- PROVIDED RECORDS
◆ ◆ ◆ ◆

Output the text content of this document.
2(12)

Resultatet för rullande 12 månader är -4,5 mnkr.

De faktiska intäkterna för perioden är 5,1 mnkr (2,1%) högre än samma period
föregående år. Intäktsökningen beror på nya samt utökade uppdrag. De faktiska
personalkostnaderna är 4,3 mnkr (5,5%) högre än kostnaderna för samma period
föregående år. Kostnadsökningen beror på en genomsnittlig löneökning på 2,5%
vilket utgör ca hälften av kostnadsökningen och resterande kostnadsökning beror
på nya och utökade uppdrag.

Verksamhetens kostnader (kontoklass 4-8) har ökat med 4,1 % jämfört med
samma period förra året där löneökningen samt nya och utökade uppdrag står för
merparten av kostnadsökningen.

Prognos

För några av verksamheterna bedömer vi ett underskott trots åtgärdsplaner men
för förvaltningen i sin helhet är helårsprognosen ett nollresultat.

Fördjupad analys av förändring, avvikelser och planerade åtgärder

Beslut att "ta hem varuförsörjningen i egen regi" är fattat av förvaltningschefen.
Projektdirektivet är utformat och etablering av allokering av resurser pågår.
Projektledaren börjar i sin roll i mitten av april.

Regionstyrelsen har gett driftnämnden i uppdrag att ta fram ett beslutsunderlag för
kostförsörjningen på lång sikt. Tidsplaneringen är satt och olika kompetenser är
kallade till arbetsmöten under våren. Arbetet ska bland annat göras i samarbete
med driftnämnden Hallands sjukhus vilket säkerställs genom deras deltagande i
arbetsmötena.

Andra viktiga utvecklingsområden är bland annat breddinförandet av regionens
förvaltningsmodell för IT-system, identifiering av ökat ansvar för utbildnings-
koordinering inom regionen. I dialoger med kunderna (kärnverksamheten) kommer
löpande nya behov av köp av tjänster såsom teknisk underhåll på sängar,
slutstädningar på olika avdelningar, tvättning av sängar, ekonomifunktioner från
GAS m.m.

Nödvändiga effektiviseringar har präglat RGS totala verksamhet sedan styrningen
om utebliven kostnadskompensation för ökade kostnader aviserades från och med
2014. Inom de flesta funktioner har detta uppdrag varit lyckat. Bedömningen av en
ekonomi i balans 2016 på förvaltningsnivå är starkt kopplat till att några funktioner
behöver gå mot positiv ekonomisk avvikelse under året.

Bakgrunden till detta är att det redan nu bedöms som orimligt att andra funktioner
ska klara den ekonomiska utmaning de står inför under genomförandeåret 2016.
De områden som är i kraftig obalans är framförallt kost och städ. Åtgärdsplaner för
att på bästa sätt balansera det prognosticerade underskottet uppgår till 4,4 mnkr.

◆ ◆ ◆ ◆

- DIRECTIONS FOR THIS TASK
Every record should be given again without alteration.

- SOLUTION TO THE EXERCISE
Output the text content of this document.
2(12)

Resultatet för rullande 12 månader är -4,5 mnkr.

De faktiska intäkterna för perioden är 5,1 mnkr (2,1%) högre än samma period
föregående år. Intäktsökningen beror på nya samt utökade uppdrag. De faktiska
personalkostnaderna är 4,3 mnkr (5,5%) högre än kostnaderna för samma period
föregående år. Kostnadsökningen beror på en genomsnittlig löneökning på 2,5%
vilket utgör ca hälften av kostnadsökningen och resterande kostnadsökning beror
på nya och utökade uppdrag.

Verksamhetens kostnader (kontoklass 4-8) har ökat med 4,1 % jämfört med
samma period förra året där löneökningen samt nya och utökade uppdrag står för
merparten av kostnadsökningen.

Prognos

För några av verksamheterna bedömer vi ett underskott trots åtgärdsplaner men
för förvaltningen i sin helhet är helårsprognosen ett nollresultat.

Fördjupad analys av förändring, avvikelser och planerade åtgärder

Beslut att "ta hem varuförsörjningen i egen regi" är fattat av förvaltningschefen.
Projektdirektivet är utformat och etablering av allokering av resurser pågår.
Projektledaren börjar i sin roll i mitten av april.

Regionstyrelsen har gett driftnämnden i uppdrag att ta fram ett beslutsunderlag för
kostförsörjningen på lång sikt. Tidsplaneringen är satt och olika kompetenser är
kallade till arbetsmöten under våren. Arbetet ska bland annat göras i samarbete
med driftnämnden Hallands sjukhus vilket säkerställs genom deras deltagande i
arbetsmötena.

Andra viktiga utvecklingsområden är bland annat breddinförandet av regionens
förvaltningsmodell för IT-system, identifiering av ökat ansvar för utbildnings-
koordinering inom regionen. I dialoger med kunderna (kärnverksamheten) kommer
löpande nya behov av köp av tjänster såsom teknisk underhåll på sängar,
slutstädningar på olika avdelningar, tvättning av sängar, ekonomifunktioner från
GAS m.m.

Nödvändiga effektiviseringar har präglat RGS totala verksamhet sedan styrningen
om utebliven kostnadskompensation för ökade kostnader aviserades från och med
2014. Inom de flesta funktioner har detta uppdrag varit lyckat. Bedömningen av en
ekonomi i balans 2016 på förvaltningsnivå är starkt kopplat till att några funktioner
behöver gå mot positiv ekonomisk avvikelse under året.

Bakgrunden till detta är att det redan nu bedöms som orimligt att andra funktioner
ska klara den ekonomiska utmaning de står inför under genomförandeåret 2016.
De områden som är i kraftig obalans är framförallt kost och städ. Åtgärdsplaner för
att på bästa sätt balansera det prognosticerade underskottet uppgår till 4,4 mnkr.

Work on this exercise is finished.